■ **MATERIAL SHOWN**:
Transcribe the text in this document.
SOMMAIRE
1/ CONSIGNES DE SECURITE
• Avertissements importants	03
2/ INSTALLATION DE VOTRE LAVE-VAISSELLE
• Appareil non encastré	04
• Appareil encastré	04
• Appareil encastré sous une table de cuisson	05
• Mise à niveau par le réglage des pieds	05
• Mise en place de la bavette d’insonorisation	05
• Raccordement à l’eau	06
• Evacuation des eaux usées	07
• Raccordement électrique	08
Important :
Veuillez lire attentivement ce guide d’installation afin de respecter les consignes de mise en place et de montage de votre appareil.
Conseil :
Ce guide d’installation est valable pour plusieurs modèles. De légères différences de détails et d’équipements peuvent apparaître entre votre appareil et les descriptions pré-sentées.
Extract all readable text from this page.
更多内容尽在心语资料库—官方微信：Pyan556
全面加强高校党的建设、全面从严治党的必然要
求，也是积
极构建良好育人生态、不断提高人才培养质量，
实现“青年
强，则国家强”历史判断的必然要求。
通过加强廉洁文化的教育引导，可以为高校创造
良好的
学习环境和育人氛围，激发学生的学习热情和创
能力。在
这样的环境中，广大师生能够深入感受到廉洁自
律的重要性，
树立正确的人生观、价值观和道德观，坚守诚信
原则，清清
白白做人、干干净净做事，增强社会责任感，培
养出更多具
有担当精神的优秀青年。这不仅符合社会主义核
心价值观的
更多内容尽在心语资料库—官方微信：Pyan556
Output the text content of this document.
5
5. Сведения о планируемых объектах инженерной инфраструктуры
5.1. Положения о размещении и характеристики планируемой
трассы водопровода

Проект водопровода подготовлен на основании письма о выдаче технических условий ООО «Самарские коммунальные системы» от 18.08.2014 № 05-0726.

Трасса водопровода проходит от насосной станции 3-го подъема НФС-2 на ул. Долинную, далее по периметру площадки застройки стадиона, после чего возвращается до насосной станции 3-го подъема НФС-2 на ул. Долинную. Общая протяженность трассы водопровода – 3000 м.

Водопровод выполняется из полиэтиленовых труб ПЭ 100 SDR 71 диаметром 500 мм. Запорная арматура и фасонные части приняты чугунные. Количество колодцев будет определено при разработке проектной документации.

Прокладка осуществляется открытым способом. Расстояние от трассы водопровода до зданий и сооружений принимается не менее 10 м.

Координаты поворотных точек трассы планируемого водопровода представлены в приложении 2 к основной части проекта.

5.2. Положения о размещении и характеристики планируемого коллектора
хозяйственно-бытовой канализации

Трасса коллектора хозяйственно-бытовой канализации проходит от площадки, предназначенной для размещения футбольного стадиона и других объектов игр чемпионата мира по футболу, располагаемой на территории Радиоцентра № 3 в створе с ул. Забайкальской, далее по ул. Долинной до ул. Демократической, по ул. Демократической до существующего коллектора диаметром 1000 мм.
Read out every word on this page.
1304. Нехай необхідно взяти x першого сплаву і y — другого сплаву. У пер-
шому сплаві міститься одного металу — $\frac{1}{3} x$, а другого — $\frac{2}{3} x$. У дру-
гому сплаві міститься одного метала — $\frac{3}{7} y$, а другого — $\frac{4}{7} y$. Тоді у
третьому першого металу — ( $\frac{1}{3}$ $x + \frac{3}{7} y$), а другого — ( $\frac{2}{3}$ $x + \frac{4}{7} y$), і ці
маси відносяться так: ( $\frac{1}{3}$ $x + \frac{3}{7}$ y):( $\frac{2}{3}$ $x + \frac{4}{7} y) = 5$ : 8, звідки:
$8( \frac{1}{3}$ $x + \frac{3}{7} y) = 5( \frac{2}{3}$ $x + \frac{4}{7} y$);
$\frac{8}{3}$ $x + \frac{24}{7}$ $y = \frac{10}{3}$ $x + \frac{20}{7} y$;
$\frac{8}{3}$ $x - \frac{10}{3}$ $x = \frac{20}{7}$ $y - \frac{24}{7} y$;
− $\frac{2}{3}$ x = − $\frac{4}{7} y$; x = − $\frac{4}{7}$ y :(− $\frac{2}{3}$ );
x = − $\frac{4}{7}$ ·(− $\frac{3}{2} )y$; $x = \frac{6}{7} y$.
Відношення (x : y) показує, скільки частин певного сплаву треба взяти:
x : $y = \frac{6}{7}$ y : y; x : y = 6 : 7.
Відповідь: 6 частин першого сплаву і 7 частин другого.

■ **WHAT YOU WILL DO**: In the entries above, identify every line with the word "площадки". Copy those lines.

■ **FINISHED TASK**:
Трасса водопровода проходит от насосной станции 3-го подъема НФС-2 на ул. Долинную, далее по периметру площадки застройки стадиона, после чего возвращается до насосной станции 3-го подъема НФС-2 на ул. Долинную. Общая протяженность трассы водопровода – 3000 м.
Трасса коллектора хозяйственно-бытовой канализации проходит от площадки, предназначенной для размещения футбольного стадиона и других объектов игр чемпионата мира по футболу, располагаемой на территории Радиоцентра № 3 в створе с ул. Забайкальской, далее по ул. Долинной до ул. Демократической, по ул. Демократической до существующего коллектора диаметром 1000 мм.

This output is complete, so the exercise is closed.